>> start

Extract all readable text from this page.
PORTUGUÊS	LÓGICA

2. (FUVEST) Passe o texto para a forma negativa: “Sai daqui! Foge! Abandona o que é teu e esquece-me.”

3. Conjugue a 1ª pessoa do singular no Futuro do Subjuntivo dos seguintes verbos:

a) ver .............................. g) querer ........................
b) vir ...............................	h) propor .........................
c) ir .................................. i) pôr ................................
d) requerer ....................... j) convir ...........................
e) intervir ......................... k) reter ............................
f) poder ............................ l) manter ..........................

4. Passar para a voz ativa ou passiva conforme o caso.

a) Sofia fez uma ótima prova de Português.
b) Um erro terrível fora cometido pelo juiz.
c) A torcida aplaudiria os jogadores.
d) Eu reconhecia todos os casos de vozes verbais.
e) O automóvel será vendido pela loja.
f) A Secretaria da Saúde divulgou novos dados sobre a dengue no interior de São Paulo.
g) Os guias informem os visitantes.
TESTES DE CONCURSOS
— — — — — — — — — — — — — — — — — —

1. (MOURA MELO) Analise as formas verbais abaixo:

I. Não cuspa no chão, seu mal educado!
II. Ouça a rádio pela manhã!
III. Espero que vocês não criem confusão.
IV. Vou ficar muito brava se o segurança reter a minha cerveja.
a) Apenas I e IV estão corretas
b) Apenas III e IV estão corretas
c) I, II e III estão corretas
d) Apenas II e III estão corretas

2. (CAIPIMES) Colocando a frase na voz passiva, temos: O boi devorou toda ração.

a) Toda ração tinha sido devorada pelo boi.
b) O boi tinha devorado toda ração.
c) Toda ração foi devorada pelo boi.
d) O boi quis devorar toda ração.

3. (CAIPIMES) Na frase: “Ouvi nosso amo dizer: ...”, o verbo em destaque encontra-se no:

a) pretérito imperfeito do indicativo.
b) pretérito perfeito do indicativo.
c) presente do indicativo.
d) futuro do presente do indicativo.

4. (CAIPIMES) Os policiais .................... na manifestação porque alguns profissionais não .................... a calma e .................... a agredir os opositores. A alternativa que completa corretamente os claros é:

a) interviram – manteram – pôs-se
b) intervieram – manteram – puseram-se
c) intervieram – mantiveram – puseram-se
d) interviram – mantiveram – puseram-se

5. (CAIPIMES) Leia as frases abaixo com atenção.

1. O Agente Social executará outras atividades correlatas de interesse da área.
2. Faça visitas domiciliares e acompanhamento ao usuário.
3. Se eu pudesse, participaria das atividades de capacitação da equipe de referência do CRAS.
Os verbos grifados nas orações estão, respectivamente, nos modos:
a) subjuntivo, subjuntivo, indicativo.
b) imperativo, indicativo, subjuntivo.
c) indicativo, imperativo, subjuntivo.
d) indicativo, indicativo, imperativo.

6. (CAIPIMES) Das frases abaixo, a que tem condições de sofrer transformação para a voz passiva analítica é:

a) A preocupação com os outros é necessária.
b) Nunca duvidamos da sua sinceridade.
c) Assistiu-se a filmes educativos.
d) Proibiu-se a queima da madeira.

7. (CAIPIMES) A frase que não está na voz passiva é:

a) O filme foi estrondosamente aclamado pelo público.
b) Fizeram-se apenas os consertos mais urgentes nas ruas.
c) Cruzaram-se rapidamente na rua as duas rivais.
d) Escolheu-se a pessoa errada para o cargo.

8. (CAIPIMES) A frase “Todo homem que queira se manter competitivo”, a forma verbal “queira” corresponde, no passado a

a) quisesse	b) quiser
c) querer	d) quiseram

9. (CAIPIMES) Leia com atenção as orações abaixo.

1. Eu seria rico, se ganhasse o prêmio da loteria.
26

>> end

Where a line of the entries contains the word "tinha", copy that line.

EXERCISE SOLUTION
a) Toda ração tinha sido devorada pelo boi.
b) O boi tinha devorado toda ração.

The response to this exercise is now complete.